*** Block opens ***

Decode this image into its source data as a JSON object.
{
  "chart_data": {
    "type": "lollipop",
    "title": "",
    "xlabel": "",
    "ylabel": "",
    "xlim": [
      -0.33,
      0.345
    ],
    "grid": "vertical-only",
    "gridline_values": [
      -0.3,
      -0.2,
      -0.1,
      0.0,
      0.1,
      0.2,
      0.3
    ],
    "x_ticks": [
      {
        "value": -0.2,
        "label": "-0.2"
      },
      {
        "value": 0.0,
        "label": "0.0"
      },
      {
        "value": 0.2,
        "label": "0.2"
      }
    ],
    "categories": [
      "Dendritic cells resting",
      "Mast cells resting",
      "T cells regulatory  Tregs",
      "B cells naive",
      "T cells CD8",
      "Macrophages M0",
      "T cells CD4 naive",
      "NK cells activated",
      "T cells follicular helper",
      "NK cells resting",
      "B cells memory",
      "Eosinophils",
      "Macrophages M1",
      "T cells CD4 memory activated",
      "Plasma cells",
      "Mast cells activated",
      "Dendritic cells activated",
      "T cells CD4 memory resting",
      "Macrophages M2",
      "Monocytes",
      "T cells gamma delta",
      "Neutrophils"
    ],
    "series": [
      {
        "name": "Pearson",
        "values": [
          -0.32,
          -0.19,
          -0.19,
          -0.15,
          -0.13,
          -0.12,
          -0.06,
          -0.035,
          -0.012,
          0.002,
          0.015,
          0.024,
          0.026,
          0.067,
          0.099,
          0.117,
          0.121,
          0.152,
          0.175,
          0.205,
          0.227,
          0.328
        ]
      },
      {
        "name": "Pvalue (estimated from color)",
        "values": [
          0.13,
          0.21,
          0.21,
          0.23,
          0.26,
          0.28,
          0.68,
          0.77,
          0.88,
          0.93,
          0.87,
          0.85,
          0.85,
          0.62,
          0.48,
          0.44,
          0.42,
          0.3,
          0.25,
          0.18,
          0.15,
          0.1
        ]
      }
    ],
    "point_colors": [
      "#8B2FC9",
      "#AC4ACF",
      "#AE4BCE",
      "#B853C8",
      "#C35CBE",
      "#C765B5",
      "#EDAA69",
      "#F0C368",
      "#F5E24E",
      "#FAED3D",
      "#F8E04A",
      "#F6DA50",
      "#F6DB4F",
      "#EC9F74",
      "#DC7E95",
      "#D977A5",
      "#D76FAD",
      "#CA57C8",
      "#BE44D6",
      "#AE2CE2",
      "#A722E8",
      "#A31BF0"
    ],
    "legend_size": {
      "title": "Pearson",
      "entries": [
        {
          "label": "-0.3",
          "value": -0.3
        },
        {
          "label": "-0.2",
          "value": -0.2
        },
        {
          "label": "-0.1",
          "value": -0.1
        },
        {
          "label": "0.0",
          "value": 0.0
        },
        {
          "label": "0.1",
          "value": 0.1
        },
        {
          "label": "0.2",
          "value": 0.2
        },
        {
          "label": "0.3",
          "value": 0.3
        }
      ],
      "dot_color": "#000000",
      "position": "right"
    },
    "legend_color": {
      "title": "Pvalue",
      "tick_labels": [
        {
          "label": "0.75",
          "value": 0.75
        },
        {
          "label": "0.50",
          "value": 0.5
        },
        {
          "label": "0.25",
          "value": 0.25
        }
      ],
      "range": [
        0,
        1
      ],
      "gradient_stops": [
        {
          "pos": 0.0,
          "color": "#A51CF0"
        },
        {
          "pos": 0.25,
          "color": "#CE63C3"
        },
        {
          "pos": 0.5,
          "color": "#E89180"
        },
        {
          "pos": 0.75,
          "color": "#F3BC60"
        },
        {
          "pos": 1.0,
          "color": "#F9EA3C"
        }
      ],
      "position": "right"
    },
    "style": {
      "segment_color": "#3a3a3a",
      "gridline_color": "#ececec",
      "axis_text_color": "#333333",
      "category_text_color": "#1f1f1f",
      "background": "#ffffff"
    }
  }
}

*** Block closes ***

▸ **WHAT IS EXPECTED**: After reading the lines above, reproduce them all exactly.

▸ **TASK RESULT**:
Decode this image into its source data as a JSON object.
{
  "chart_data": {
    "type": "lollipop",
    "title": "",
    "xlabel": "",
    "ylabel": "",
    "xlim": [
      -0.33,
      0.345
    ],
    "grid": "vertical-only",
    "gridline_values": [
      -0.3,
      -0.2,
      -0.1,
      0.0,
      0.1,
      0.2,
      0.3
    ],
    "x_ticks": [
      {
        "value": -0.2,
        "label": "-0.2"
      },
      {
        "value": 0.0,
        "label": "0.0"
      },
      {
        "value": 0.2,
        "label": "0.2"
      }
    ],
    "categories": [
      "Dendritic cells resting",
      "Mast cells resting",
      "T cells regulatory  Tregs",
      "B cells naive",
      "T cells CD8",
      "Macrophages M0",
      "T cells CD4 naive",
      "NK cells activated",
      "T cells follicular helper",
      "NK cells resting",
      "B cells memory",
      "Eosinophils",
      "Macrophages M1",
      "T cells CD4 memory activated",
      "Plasma cells",
      "Mast cells activated",
      "Dendritic cells activated",
      "T cells CD4 memory resting",
      "Macrophages M2",
      "Monocytes",
      "T cells gamma delta",
      "Neutrophils"
    ],
    "series": [
      {
        "name": "Pearson",
        "values": [
          -0.32,
          -0.19,
          -0.19,
          -0.15,
          -0.13,
          -0.12,
          -0.06,
          -0.035,
          -0.012,
          0.002,
          0.015,
          0.024,
          0.026,
          0.067,
          0.099,
          0.117,
          0.121,
          0.152,
          0.175,
          0.205,
          0.227,
          0.328
        ]
      },
      {
        "name": "Pvalue (estimated from color)",
        "values": [
          0.13,
          0.21,
          0.21,
          0.23,
          0.26,
          0.28,
          0.68,
          0.77,
          0.88,
          0.93,
          0.87,
          0.85,
          0.85,
          0.62,
          0.48,
          0.44,
          0.42,
          0.3,
          0.25,
          0.18,
          0.15,
          0.1
        ]
      }
    ],
    "point_colors": [
      "#8B2FC9",
      "#AC4ACF",
      "#AE4BCE",
      "#B853C8",
      "#C35CBE",
      "#C765B5",
      "#EDAA69",
      "#F0C368",
      "#F5E24E",
      "#FAED3D",
      "#F8E04A",
      "#F6DA50",
      "#F6DB4F",
      "#EC9F74",
      "#DC7E95",
      "#D977A5",
      "#D76FAD",
      "#CA57C8",
      "#BE44D6",
      "#AE2CE2",
      "#A722E8",
      "#A31BF0"
    ],
    "legend_size": {
      "title": "Pearson",
      "entries": [
        {
          "label": "-0.3",
          "value": -0.3
        },
        {
          "label": "-0.2",
          "value": -0.2
        },
        {
          "label": "-0.1",
          "value": -0.1
        },
        {
          "label": "0.0",
          "value": 0.0
        },
        {
          "label": "0.1",
          "value": 0.1
        },
        {
          "label": "0.2",
          "value": 0.2
        },
        {
          "label": "0.3",
          "value": 0.3
        }
      ],
      "dot_color": "#000000",
      "position": "right"
    },
    "legend_color": {
      "title": "Pvalue",
      "tick_labels": [
        {
          "label": "0.75",
          "value": 0.75
        },
        {
          "label": "0.50",
          "value": 0.5
        },
        {
          "label": "0.25",
          "value": 0.25
        }
      ],
      "range": [
        0,
        1
      ],
      "gradient_stops": [
        {
          "pos": 0.0,
          "color": "#A51CF0"
        },
        {
          "pos": 0.25,
          "color": "#CE63C3"
        },
        {
          "pos": 0.5,
          "color": "#E89180"
        },
        {
          "pos": 0.75,
          "color": "#F3BC60"
        },
        {
          "pos": 1.0,
          "color": "#F9EA3C"
        }
      ],
      "position": "right"
    },
    "style": {
      "segment_color": "#3a3a3a",
      "gridline_color": "#ececec",
      "axis_text_color": "#333333",
      "category_text_color": "#1f1f1f",
      "background": "#ffffff"
    }
  }
}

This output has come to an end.